## Stated task
Look through the listing below and give the number of lines that hold "статьи". Say nothing more.
--- BEGIN Data supplied ---
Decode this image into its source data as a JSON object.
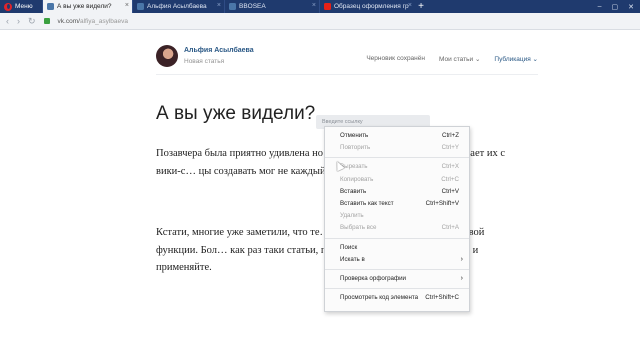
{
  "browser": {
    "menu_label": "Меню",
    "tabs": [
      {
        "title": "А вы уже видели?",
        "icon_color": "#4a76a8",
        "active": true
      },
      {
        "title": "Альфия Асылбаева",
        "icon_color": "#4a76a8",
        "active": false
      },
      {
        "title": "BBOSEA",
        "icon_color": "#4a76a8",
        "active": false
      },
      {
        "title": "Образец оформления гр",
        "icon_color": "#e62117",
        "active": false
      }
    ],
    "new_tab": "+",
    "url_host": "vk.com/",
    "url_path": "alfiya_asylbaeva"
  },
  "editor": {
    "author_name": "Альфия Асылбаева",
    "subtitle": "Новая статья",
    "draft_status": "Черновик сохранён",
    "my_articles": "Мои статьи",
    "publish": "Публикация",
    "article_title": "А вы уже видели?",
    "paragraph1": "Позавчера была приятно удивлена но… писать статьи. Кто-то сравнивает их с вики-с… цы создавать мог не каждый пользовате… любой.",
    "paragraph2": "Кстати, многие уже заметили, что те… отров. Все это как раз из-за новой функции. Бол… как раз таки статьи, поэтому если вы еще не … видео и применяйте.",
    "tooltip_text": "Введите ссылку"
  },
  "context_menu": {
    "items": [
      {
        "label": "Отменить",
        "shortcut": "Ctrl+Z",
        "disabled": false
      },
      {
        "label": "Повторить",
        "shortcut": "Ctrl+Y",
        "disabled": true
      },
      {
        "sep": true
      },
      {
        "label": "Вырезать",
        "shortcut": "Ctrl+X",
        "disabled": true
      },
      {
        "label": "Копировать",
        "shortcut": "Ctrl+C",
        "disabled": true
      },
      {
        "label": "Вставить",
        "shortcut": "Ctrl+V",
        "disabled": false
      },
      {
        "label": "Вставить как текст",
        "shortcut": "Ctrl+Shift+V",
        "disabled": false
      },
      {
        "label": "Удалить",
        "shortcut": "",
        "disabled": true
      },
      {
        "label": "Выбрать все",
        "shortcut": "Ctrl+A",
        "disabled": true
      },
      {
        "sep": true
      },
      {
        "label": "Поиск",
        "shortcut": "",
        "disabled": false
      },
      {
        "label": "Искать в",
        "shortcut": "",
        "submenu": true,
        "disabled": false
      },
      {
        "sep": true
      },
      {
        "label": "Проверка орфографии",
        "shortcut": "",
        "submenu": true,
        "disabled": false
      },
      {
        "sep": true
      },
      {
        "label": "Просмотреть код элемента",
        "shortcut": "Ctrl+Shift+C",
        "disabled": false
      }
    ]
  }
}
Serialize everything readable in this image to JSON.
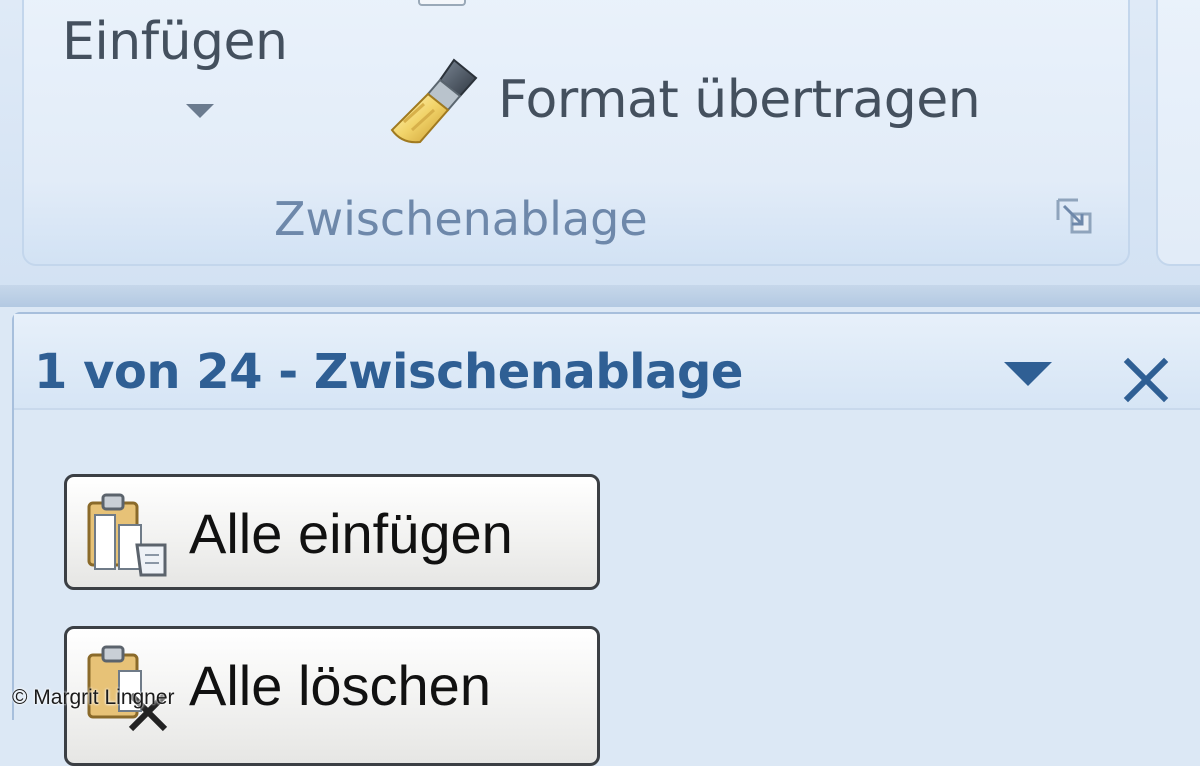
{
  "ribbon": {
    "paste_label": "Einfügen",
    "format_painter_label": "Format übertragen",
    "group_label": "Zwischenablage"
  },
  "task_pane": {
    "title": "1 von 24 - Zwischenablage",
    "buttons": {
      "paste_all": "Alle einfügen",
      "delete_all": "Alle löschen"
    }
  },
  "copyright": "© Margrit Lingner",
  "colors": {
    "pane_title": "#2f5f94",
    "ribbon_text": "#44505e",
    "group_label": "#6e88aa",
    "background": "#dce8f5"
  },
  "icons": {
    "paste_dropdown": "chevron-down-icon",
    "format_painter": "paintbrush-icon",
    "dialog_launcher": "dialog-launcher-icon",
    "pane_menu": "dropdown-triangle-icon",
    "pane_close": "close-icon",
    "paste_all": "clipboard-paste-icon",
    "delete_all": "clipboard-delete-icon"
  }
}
--- END Data supplied ---
## Exercise answer
3